» **FRAGMENTO**:
########
Los familiares de los muertos, heridos y detenidos, así como los vecinos de las dos favelas, de inmediato hicieron conocer a los medios de comunicación sus denuncias de abusos, torturas y ejecuciones sumarias. Pero se fue imponiendo la versión oficial de los hechos, que afirmaba que todo se hizo en los marcos de la legalidad, procediéndose a cumplir cerca de un centenar de mandamientos de aprehensión, difundiéndose además supuestos prontuarios criminales atribuidos a quienes perdieron la vida.
Sin embargo, cada vez con mayor intensidad en las redes sociales se difundían imágenes grabadas desde celulares, que captaron la brutalidad policial y los perfiles de masacre que tomó el operativo que el gobernador de Río de Janeiro, Cláudio Bomfin de Castro, respaldó plenamente ante opinión pública. Fue notorio el intento de este gobernador por mostrarse como “el hombre del orden” que, según sus palabras, “logró propinar un golpe certero y duradero a los criminales, para que sepan que no podrán adueñarse de nuestra ciudad”.
La ultraderecha brasileña, tan necesitada de alguna bandera para disputarle al gobierno de Lula da Silva el respaldo ciudadano, agarró inmediatamente el emblema de la seguridad pública. Con el respaldo de numerosos medios de comunicación, el bolsonarismo intenta cambiar el eje de los debates públicos, alejándolo del desempeño de la economía y de la defensa de la soberanía nacional frente a los aranceles y chantajes de Donald Trump, para situarlo en lo que denominan “la guerra contra las drogas y la delincuencia”.
Y en este afán, el bolsonarismo cuenta con una campana de resonancia regional en gobiernos ultraconservadores como el de Javier Milei de Argentina, o el de Santiago Peña de Paraguay. Ambos, a tiempo de declarar, casi en forma sincronizada, que “lo ocurrido en Río de Janeiro es también un aviso para otros países, respecto a la amenaza criminal sobre nuestras sociedades”, procedieron a endurecer los controles fronterizos con Brasil, en previsión de fugas de delincuentes de ese país.
########
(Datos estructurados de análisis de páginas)
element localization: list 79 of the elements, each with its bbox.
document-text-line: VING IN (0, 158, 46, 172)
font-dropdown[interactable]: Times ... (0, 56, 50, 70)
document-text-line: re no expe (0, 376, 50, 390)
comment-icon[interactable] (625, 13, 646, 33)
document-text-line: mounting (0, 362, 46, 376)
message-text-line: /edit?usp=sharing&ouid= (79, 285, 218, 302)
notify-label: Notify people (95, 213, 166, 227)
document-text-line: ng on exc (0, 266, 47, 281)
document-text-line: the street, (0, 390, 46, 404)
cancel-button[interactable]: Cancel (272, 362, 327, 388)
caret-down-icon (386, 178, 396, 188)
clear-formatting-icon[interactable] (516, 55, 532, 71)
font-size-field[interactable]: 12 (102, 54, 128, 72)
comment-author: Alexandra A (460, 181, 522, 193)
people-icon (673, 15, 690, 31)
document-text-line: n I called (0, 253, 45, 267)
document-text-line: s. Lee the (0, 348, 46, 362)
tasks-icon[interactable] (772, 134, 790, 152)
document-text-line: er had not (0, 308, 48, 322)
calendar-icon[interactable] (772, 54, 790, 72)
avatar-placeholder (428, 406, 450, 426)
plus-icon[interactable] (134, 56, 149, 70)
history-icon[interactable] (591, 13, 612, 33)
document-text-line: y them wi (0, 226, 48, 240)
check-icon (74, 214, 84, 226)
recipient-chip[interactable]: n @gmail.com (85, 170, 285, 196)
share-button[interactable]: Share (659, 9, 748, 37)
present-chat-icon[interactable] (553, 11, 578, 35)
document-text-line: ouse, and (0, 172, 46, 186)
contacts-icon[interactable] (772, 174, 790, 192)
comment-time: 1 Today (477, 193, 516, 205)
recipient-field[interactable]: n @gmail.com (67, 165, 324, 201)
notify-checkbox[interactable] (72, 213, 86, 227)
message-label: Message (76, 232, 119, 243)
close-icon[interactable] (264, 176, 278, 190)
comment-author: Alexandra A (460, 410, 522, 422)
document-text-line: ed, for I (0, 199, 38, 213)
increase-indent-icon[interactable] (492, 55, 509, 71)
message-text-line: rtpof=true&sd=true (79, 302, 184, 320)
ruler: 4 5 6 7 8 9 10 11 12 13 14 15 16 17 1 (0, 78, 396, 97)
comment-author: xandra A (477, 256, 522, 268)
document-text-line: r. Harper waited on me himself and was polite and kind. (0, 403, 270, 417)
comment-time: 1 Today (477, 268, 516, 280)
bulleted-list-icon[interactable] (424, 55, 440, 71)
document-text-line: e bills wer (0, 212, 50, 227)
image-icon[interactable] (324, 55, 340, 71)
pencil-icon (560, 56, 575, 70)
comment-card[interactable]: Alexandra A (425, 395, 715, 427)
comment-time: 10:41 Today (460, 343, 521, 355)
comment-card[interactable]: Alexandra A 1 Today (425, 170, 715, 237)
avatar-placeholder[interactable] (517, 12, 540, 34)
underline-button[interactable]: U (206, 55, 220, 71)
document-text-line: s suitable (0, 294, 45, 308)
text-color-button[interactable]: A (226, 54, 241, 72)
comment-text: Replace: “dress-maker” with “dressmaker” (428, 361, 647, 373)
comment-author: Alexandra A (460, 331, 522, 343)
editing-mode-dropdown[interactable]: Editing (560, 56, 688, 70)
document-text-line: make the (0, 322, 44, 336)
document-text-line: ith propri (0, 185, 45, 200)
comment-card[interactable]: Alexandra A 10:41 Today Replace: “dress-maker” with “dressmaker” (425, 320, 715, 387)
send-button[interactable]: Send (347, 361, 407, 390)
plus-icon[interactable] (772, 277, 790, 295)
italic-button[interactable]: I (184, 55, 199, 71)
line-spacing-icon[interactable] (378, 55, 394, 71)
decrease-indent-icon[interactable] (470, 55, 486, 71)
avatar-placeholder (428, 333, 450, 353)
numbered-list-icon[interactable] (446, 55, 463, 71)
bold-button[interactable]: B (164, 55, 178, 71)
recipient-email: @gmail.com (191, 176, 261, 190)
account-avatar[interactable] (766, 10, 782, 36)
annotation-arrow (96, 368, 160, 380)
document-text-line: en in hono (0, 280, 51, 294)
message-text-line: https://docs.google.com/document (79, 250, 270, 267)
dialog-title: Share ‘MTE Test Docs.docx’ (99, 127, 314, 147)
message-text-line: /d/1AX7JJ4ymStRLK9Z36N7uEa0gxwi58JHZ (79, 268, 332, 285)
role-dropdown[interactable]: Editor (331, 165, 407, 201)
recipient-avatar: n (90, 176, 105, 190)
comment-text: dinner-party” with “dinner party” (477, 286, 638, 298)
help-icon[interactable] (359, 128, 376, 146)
########
» **DESCRIPCIÓN DE LA TAREA**: Indica el nombre del gobernador de Río de Janeiro que, según el fragmento, respaldó plenamente el operativo.

» **RESULTADO DE LA TAREA**: Cláudio Bomfin de Castro.